• **Dataset**:
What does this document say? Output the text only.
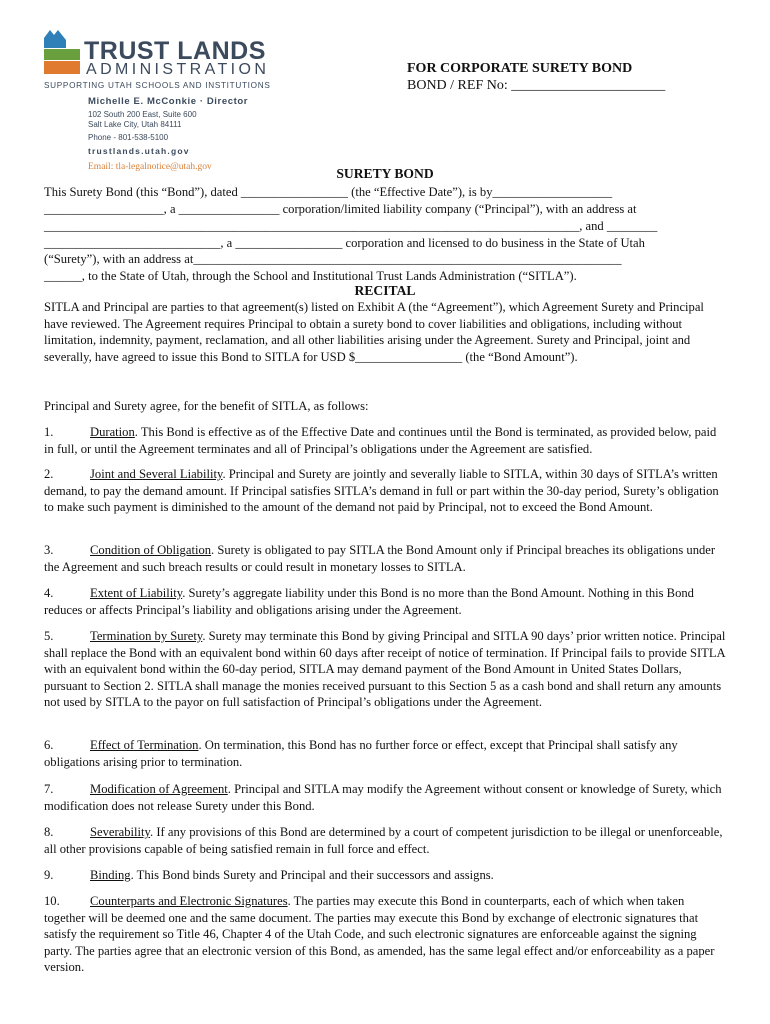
TRUST LANDS
ADMINISTRATION
SUPPORTING UTAH SCHOOLS AND INSTITUTIONS
Michelle E. McConkie · Director
102 South 200 East, Suite 600
Salt Lake City, Utah 84111
Phone - 801-538-5100
trustlands.utah.gov
Email: tla-legalnotice@utah.gov
FOR CORPORATE SURETY BOND
BOND / REF No: ______________________
SURETY BOND
This Surety Bond (this “Bond”), dated _________________ (the “Effective Date”), is by___________________
___________________, a ________________ corporation/limited liability company (“Principal”), with an address at
_____________________________________________________________________________________, and ________
____________________________, a _________________ corporation and licensed to do business in the State of Utah
(“Surety”), with an address at____________________________________________________________________
______, to the State of Utah, through the School and Institutional Trust Lands Administration (“SITLA”).
RECITAL
SITLA and Principal are parties to that agreement(s) listed on Exhibit A (the “Agreement”), which Agreement Surety and Principal have reviewed. The Agreement requires Principal to obtain a surety bond to cover liabilities and obligations, including without limitation, indemnity, payment, reclamation, and all other liabilities arising under the Agreement. Surety and Principal, joint and severally, have agreed to issue this Bond to SITLA for USD $_________________ (the “Bond Amount”).
Principal and Surety agree, for the benefit of SITLA, as follows:
1.	Duration. This Bond is effective as of the Effective Date and continues until the Bond is terminated, as provided below, paid in full, or until the Agreement terminates and all of Principal’s obligations under the Agreement are satisfied.
2.	Joint and Several Liability. Principal and Surety are jointly and severally liable to SITLA, within 30 days of SITLA’s written demand, to pay the demand amount. If Principal satisfies SITLA’s demand in full or part within the 30-day period, Surety’s obligation to make such payment is diminished to the amount of the demand not paid by Principal, not to exceed the Bond Amount.
3.	Condition of Obligation. Surety is obligated to pay SITLA the Bond Amount only if Principal breaches its obligations under the Agreement and such breach results or could result in monetary losses to SITLA.
4.	Extent of Liability. Surety’s aggregate liability under this Bond is no more than the Bond Amount. Nothing in this Bond reduces or affects Principal’s liability and obligations arising under the Agreement.
5.	Termination by Surety. Surety may terminate this Bond by giving Principal and SITLA 90 days’ prior written notice. Principal shall replace the Bond with an equivalent bond within 60 days after receipt of notice of termination. If Principal fails to provide SITLA with an equivalent bond within the 60-day period, SITLA may demand payment of the Bond Amount in United States Dollars, pursuant to Section 2. SITLA shall manage the monies received pursuant to this Section 5 as a cash bond and shall return any amounts not used by SITLA to the payor on full satisfaction of Principal’s obligations under the Agreement.
6.	Effect of Termination. On termination, this Bond has no further force or effect, except that Principal shall satisfy any obligations arising prior to termination.
7.	Modification of Agreement. Principal and SITLA may modify the Agreement without consent or knowledge of Surety, which modification does not release Surety under this Bond.
8.	Severability. If any provisions of this Bond are determined by a court of competent jurisdiction to be illegal or unenforceable, all other provisions capable of being satisfied remain in full force and effect.
9.	Binding. This Bond binds Surety and Principal and their successors and assigns.
10. Counterparts and Electronic Signatures. The parties may execute this Bond in counterparts, each of which when taken together will be deemed one and the same document. The parties may execute this Bond by exchange of electronic signatures that satisfy the requirement so Title 46, Chapter 4 of the Utah Code, and such electronic signatures are enforceable against the signing party. The parties agree that an electronic version of this Bond, as amended, has the same legal effect and/or enforceability as a paper version.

• **Exercise details**:
Give the material again exactly as it is, but keep the pictures out.

• **The solution**:
What does this document say? Output the text only.
TRUST LANDS
ADMINISTRATION
SUPPORTING UTAH SCHOOLS AND INSTITUTIONS
Michelle E. McConkie · Director
102 South 200 East, Suite 600
Salt Lake City, Utah 84111
Phone - 801-538-5100
trustlands.utah.gov
Email: tla-legalnotice@utah.gov
FOR CORPORATE SURETY BOND
BOND / REF No: ______________________
SURETY BOND
This Surety Bond (this “Bond”), dated _________________ (the “Effective Date”), is by___________________
___________________, a ________________ corporation/limited liability company (“Principal”), with an address at
_____________________________________________________________________________________, and ________
____________________________, a _________________ corporation and licensed to do business in the State of Utah
(“Surety”), with an address at____________________________________________________________________
______, to the State of Utah, through the School and Institutional Trust Lands Administration (“SITLA”).
RECITAL
SITLA and Principal are parties to that agreement(s) listed on Exhibit A (the “Agreement”), which Agreement Surety and Principal have reviewed. The Agreement requires Principal to obtain a surety bond to cover liabilities and obligations, including without limitation, indemnity, payment, reclamation, and all other liabilities arising under the Agreement. Surety and Principal, joint and severally, have agreed to issue this Bond to SITLA for USD $_________________ (the “Bond Amount”).
Principal and Surety agree, for the benefit of SITLA, as follows:
1.	Duration. This Bond is effective as of the Effective Date and continues until the Bond is terminated, as provided below, paid in full, or until the Agreement terminates and all of Principal’s obligations under the Agreement are satisfied.
2.	Joint and Several Liability. Principal and Surety are jointly and severally liable to SITLA, within 30 days of SITLA’s written demand, to pay the demand amount. If Principal satisfies SITLA’s demand in full or part within the 30-day period, Surety’s obligation to make such payment is diminished to the amount of the demand not paid by Principal, not to exceed the Bond Amount.
3.	Condition of Obligation. Surety is obligated to pay SITLA the Bond Amount only if Principal breaches its obligations under the Agreement and such breach results or could result in monetary losses to SITLA.
4.	Extent of Liability. Surety’s aggregate liability under this Bond is no more than the Bond Amount. Nothing in this Bond reduces or affects Principal’s liability and obligations arising under the Agreement.
5.	Termination by Surety. Surety may terminate this Bond by giving Principal and SITLA 90 days’ prior written notice. Principal shall replace the Bond with an equivalent bond within 60 days after receipt of notice of termination. If Principal fails to provide SITLA with an equivalent bond within the 60-day period, SITLA may demand payment of the Bond Amount in United States Dollars, pursuant to Section 2. SITLA shall manage the monies received pursuant to this Section 5 as a cash bond and shall return any amounts not used by SITLA to the payor on full satisfaction of Principal’s obligations under the Agreement.
6.	Effect of Termination. On termination, this Bond has no further force or effect, except that Principal shall satisfy any obligations arising prior to termination.
7.	Modification of Agreement. Principal and SITLA may modify the Agreement without consent or knowledge of Surety, which modification does not release Surety under this Bond.
8.	Severability. If any provisions of this Bond are determined by a court of competent jurisdiction to be illegal or unenforceable, all other provisions capable of being satisfied remain in full force and effect.
9.	Binding. This Bond binds Surety and Principal and their successors and assigns.
10. Counterparts and Electronic Signatures. The parties may execute this Bond in counterparts, each of which when taken together will be deemed one and the same document. The parties may execute this Bond by exchange of electronic signatures that satisfy the requirement so Title 46, Chapter 4 of the Utah Code, and such electronic signatures are enforceable against the signing party. The parties agree that an electronic version of this Bond, as amended, has the same legal effect and/or enforceability as a paper version.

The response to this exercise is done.